▶ **GIVEN EXERCISE**
Every record that follows should be printed verbatim.

▶ **DATA PROVIDED**
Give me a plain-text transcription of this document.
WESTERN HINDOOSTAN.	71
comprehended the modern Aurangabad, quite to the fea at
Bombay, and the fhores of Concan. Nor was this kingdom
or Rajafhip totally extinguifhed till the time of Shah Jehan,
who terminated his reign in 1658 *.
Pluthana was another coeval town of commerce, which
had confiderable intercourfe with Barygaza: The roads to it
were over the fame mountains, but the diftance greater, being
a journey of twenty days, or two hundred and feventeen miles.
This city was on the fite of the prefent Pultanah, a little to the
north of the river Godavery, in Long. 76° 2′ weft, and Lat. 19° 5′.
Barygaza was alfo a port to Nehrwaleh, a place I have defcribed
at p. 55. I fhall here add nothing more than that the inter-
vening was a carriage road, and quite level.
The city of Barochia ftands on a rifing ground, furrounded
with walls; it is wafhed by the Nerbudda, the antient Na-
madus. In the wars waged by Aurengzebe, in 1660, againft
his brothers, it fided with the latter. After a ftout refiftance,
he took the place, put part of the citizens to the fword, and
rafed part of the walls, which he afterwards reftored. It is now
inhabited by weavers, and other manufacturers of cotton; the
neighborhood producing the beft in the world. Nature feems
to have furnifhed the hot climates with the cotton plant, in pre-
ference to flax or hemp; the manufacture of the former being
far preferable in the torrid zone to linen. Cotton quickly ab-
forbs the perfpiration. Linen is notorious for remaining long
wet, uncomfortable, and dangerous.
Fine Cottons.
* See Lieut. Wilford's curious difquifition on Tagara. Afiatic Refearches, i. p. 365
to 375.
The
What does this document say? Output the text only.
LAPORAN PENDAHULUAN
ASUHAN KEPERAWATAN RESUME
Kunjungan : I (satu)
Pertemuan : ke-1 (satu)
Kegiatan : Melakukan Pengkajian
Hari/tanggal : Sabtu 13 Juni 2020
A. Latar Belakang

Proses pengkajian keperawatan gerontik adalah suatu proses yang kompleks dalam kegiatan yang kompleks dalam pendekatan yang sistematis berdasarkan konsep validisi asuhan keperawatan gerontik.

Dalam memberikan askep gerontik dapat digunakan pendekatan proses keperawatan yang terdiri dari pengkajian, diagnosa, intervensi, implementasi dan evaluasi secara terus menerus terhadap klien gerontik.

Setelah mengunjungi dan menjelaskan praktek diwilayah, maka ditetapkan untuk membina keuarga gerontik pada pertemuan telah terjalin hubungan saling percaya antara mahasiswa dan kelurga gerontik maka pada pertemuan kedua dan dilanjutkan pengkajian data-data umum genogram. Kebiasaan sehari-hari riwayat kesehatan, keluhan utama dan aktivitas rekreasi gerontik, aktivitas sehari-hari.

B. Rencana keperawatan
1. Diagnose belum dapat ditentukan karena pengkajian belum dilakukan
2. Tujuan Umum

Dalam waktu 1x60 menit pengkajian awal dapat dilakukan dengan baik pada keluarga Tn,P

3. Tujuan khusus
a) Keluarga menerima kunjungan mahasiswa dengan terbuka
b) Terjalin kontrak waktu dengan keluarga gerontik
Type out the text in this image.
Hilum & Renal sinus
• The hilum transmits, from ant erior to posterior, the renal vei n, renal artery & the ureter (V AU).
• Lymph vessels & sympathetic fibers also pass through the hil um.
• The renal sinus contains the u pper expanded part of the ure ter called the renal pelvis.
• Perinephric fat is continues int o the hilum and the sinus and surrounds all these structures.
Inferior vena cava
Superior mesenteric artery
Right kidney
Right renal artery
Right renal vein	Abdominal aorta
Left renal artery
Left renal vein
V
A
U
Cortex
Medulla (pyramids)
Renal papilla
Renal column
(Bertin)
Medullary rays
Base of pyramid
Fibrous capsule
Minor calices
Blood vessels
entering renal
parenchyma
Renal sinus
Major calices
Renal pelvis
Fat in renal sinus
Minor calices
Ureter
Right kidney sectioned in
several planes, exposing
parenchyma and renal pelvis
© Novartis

▶ **OUTPUT FOR THIS EXERCISE**
Give me a plain-text transcription of this document.
WESTERN HINDOOSTAN.	71
comprehended the modern Aurangabad, quite to the fea at
Bombay, and the fhores of Concan. Nor was this kingdom
or Rajafhip totally extinguifhed till the time of Shah Jehan,
who terminated his reign in 1658 *.
Pluthana was another coeval town of commerce, which
had confiderable intercourfe with Barygaza: The roads to it
were over the fame mountains, but the diftance greater, being
a journey of twenty days, or two hundred and feventeen miles.
This city was on the fite of the prefent Pultanah, a little to the
north of the river Godavery, in Long. 76° 2′ weft, and Lat. 19° 5′.
Barygaza was alfo a port to Nehrwaleh, a place I have defcribed
at p. 55. I fhall here add nothing more than that the inter-
vening was a carriage road, and quite level.
The city of Barochia ftands on a rifing ground, furrounded
with walls; it is wafhed by the Nerbudda, the antient Na-
madus. In the wars waged by Aurengzebe, in 1660, againft
his brothers, it fided with the latter. After a ftout refiftance,
he took the place, put part of the citizens to the fword, and
rafed part of the walls, which he afterwards reftored. It is now
inhabited by weavers, and other manufacturers of cotton; the
neighborhood producing the beft in the world. Nature feems
to have furnifhed the hot climates with the cotton plant, in pre-
ference to flax or hemp; the manufacture of the former being
far preferable in the torrid zone to linen. Cotton quickly ab-
forbs the perfpiration. Linen is notorious for remaining long
wet, uncomfortable, and dangerous.
Fine Cottons.
* See Lieut. Wilford's curious difquifition on Tagara. Afiatic Refearches, i. p. 365
to 375.
The
What does this document say? Output the text only.
LAPORAN PENDAHULUAN
ASUHAN KEPERAWATAN RESUME
Kunjungan : I (satu)
Pertemuan : ke-1 (satu)
Kegiatan : Melakukan Pengkajian
Hari/tanggal : Sabtu 13 Juni 2020
A. Latar Belakang

Proses pengkajian keperawatan gerontik adalah suatu proses yang kompleks dalam kegiatan yang kompleks dalam pendekatan yang sistematis berdasarkan konsep validisi asuhan keperawatan gerontik.

Dalam memberikan askep gerontik dapat digunakan pendekatan proses keperawatan yang terdiri dari pengkajian, diagnosa, intervensi, implementasi dan evaluasi secara terus menerus terhadap klien gerontik.

Setelah mengunjungi dan menjelaskan praktek diwilayah, maka ditetapkan untuk membina keuarga gerontik pada pertemuan telah terjalin hubungan saling percaya antara mahasiswa dan kelurga gerontik maka pada pertemuan kedua dan dilanjutkan pengkajian data-data umum genogram. Kebiasaan sehari-hari riwayat kesehatan, keluhan utama dan aktivitas rekreasi gerontik, aktivitas sehari-hari.

B. Rencana keperawatan
1. Diagnose belum dapat ditentukan karena pengkajian belum dilakukan
2. Tujuan Umum

Dalam waktu 1x60 menit pengkajian awal dapat dilakukan dengan baik pada keluarga Tn,P

3. Tujuan khusus
a) Keluarga menerima kunjungan mahasiswa dengan terbuka
b) Terjalin kontrak waktu dengan keluarga gerontik
Type out the text in this image.
Hilum & Renal sinus
• The hilum transmits, from ant erior to posterior, the renal vei n, renal artery & the ureter (V AU).
• Lymph vessels & sympathetic fibers also pass through the hil um.
• The renal sinus contains the u pper expanded part of the ure ter called the renal pelvis.
• Perinephric fat is continues int o the hilum and the sinus and surrounds all these structures.
Inferior vena cava
Superior mesenteric artery
Right kidney
Right renal artery
Right renal vein	Abdominal aorta
Left renal artery
Left renal vein
V
A
U
Cortex
Medulla (pyramids)
Renal papilla
Renal column
(Bertin)
Medullary rays
Base of pyramid
Fibrous capsule
Minor calices
Blood vessels
entering renal
parenchyma
Renal sinus
Major calices
Renal pelvis
Fat in renal sinus
Minor calices
Ureter
Right kidney sectioned in
several planes, exposing
parenchyma and renal pelvis
© Novartis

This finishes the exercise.